- PASSAGE -
────────────────

Football stadium in Berlin, Germany

The Poststadion is a multi-use stadium in the locality of Moabit of the borough of Mitte in Berlin, Germany. The stadium was built in 1929 for the sports club of the German Reichspost at the site of a former Prussian Uhlan parade ground. It is adjacent to the Fritz Schloß Park.

The stadium has been a designated landmark since 1990. The facility fell into disrepair during the 1980s and several attempts to renovate the stadium failed in the following decades. The first renovations were carried out in 2003. Its original architecture has been conserved in the original structures of the main entrance in the Lehrter Strasse, with its rows of ticket booths lining the entrance. The main stand of the stadium was renovated in 2010. The stadium was equipped with floodlights in 2021.

The field is used mostly for regional football and hosts the home matches of SC Union 06 Berlin and, since 2008, Berlin AK 07. It is located adjacent to Fritz Schloß Park.

Together with the Fritz Schloß Park, the facility is also known as SportPark Poststadion. The Sports complex is one of the largest sports facilities in Berlin and is currently managed by the Berlin borough of Mitte.

The stadium today holds 10,000 spectators. At its peak, it held up to 45,000 spectators, who on 10 May 1930 saw the Germany national football team play an exciting 3–3 against England, one of the first encounters between the two teams. Richard Hofmann scored all three goals for Germany before England's David Jack finally equalised late in the match.

────────────────

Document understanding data
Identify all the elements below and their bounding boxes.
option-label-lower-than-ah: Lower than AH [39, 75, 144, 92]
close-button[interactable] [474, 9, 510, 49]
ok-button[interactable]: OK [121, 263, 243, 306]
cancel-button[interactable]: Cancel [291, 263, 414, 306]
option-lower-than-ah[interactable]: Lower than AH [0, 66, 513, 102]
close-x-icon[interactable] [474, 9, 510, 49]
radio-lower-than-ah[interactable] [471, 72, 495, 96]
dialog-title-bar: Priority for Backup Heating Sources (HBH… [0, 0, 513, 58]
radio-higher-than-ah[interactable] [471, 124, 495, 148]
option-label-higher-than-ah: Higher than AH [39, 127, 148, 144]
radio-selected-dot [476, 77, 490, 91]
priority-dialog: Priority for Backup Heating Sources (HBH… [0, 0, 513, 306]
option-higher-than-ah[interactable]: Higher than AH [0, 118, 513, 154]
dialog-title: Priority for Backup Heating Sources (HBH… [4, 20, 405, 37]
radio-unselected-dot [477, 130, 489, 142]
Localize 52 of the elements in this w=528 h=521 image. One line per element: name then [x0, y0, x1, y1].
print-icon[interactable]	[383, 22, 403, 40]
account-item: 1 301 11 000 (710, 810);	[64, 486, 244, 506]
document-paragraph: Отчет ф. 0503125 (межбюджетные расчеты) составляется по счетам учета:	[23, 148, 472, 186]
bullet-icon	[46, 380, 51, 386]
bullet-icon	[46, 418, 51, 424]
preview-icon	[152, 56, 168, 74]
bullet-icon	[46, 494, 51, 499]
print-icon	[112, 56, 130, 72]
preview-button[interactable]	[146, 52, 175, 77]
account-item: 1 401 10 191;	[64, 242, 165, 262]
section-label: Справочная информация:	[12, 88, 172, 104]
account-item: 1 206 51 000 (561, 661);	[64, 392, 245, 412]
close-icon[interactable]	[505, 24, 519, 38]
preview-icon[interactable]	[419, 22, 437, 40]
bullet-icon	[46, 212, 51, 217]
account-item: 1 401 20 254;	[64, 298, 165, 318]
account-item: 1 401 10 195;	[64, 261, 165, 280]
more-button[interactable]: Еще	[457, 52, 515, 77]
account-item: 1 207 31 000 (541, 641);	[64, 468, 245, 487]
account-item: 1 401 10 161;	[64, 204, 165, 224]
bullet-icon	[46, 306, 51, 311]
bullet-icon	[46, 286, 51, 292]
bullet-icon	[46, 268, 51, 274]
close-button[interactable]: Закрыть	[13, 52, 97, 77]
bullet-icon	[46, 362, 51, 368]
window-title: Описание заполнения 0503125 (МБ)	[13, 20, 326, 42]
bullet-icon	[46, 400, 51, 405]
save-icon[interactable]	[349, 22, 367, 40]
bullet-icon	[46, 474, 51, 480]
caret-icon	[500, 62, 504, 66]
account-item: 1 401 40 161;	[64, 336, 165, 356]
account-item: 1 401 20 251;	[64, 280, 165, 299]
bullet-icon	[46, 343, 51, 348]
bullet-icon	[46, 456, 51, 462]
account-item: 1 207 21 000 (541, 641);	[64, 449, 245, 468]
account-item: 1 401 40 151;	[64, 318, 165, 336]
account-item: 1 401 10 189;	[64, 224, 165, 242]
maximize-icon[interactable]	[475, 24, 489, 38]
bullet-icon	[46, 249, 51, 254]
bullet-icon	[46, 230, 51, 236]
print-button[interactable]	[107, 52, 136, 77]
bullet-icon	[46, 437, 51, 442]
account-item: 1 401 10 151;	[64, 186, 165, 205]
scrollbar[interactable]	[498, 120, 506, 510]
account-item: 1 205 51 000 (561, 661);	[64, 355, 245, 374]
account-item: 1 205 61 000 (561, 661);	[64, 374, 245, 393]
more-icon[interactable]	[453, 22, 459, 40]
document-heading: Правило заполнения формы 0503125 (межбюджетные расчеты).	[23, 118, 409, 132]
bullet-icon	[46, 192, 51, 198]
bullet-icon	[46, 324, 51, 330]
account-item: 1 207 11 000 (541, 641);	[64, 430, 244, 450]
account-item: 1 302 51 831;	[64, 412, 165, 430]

────────────────

- QUESTIONS ON THE MATERIAL -
(1) According to the passage on the Poststadion, in what year was the stadium built?
(2) Swap "spectators" for "fans" in the Poststadion passage, and write out the stretch from "The field is" through "in the match.".

- RESULTS FOR THE EXERCISE -
(1) 1929

(2)
The field is used mostly for regional football and hosts the home matches of SC Union 06 Berlin and, since 2008, Berlin AK 07. It is located adjacent to Fritz Schloß Park.

Together with the Fritz Schloß Park, the facility is also known as SportPark Poststadion. The Sports complex is one of the largest sports facilities in Berlin and is currently managed by the Berlin borough of Mitte.

The stadium today holds 10,000 fans. At its peak, it held up to 45,000 fans, who on 10 May 1930 saw the Germany national football team play an exciting 3–3 against England, one of the first encounters between the two teams. Richard Hofmann scored all three goals for Germany before England's David Jack finally equalised late in the match.